_WORK ORDER_
Go through the listing that follows and report the number of lines with the string "SPAAM" in them, nothing more.
___ PROVIDED ENTRIES
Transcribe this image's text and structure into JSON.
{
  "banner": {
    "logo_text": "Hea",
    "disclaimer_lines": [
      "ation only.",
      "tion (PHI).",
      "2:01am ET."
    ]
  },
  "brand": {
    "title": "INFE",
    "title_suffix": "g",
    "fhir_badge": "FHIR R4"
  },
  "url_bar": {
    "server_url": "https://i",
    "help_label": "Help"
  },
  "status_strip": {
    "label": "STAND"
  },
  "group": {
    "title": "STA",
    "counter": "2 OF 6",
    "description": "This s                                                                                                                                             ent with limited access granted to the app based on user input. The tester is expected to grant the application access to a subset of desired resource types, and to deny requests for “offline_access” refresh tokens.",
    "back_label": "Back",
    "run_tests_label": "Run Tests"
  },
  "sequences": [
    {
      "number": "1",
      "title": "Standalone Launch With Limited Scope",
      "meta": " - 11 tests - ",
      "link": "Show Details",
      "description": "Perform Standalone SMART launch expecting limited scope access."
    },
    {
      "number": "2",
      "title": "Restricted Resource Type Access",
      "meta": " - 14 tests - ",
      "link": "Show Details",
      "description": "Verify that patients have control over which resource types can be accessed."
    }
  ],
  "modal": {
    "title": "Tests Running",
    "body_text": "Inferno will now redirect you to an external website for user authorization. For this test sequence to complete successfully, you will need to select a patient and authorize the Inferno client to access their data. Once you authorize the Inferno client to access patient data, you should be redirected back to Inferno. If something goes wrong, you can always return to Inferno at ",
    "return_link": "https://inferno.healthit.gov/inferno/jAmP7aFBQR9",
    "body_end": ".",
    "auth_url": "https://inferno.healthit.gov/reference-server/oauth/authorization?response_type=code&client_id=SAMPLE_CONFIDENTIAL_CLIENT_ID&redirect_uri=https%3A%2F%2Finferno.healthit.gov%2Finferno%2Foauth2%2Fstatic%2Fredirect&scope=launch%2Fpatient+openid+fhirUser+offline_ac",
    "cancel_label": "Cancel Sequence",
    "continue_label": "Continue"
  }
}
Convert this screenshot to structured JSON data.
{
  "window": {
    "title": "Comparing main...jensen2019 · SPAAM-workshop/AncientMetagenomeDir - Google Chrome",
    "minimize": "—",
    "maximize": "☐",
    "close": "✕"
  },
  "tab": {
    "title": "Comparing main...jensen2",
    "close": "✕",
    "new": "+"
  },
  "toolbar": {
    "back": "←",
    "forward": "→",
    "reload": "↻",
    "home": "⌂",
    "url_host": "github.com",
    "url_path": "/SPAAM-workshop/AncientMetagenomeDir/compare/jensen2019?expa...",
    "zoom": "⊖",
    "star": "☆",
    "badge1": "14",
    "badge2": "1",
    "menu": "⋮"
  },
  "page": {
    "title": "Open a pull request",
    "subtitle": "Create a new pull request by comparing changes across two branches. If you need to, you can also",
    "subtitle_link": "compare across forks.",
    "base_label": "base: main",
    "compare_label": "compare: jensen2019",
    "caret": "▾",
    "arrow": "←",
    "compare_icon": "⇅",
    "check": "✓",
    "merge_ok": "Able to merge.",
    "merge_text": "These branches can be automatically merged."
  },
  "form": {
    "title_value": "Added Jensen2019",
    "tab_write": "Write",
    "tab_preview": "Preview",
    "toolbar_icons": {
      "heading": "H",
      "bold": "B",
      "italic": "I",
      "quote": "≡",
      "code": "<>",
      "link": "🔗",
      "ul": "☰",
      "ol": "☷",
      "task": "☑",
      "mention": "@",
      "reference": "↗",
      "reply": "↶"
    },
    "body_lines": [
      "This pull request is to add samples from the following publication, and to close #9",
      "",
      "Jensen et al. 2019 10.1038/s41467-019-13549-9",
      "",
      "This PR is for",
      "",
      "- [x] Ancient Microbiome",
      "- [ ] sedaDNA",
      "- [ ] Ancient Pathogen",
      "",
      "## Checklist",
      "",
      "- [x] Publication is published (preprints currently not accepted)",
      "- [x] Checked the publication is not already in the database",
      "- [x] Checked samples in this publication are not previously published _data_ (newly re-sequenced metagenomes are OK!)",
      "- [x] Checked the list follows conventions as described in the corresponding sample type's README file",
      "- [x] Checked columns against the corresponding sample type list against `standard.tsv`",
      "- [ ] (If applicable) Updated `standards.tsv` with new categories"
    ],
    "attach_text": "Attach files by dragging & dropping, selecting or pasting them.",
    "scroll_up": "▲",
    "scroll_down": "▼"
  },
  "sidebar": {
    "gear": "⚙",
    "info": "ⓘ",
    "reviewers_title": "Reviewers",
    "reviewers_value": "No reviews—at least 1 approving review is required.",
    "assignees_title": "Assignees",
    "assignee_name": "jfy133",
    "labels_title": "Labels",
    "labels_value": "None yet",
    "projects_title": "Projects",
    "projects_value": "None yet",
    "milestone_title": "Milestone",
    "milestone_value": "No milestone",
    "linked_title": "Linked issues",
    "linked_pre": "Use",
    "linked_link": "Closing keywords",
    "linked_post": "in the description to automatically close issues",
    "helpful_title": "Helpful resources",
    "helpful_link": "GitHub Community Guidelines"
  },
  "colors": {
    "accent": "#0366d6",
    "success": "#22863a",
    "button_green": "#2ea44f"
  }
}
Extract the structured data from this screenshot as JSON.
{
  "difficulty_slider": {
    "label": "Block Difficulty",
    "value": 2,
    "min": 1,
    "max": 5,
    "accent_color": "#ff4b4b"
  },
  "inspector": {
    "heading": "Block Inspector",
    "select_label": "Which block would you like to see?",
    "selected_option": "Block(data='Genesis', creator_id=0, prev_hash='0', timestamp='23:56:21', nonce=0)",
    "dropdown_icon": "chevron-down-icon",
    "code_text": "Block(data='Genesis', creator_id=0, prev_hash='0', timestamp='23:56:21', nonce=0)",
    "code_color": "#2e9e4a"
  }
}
______
_WRITTEN RESPONSE_
2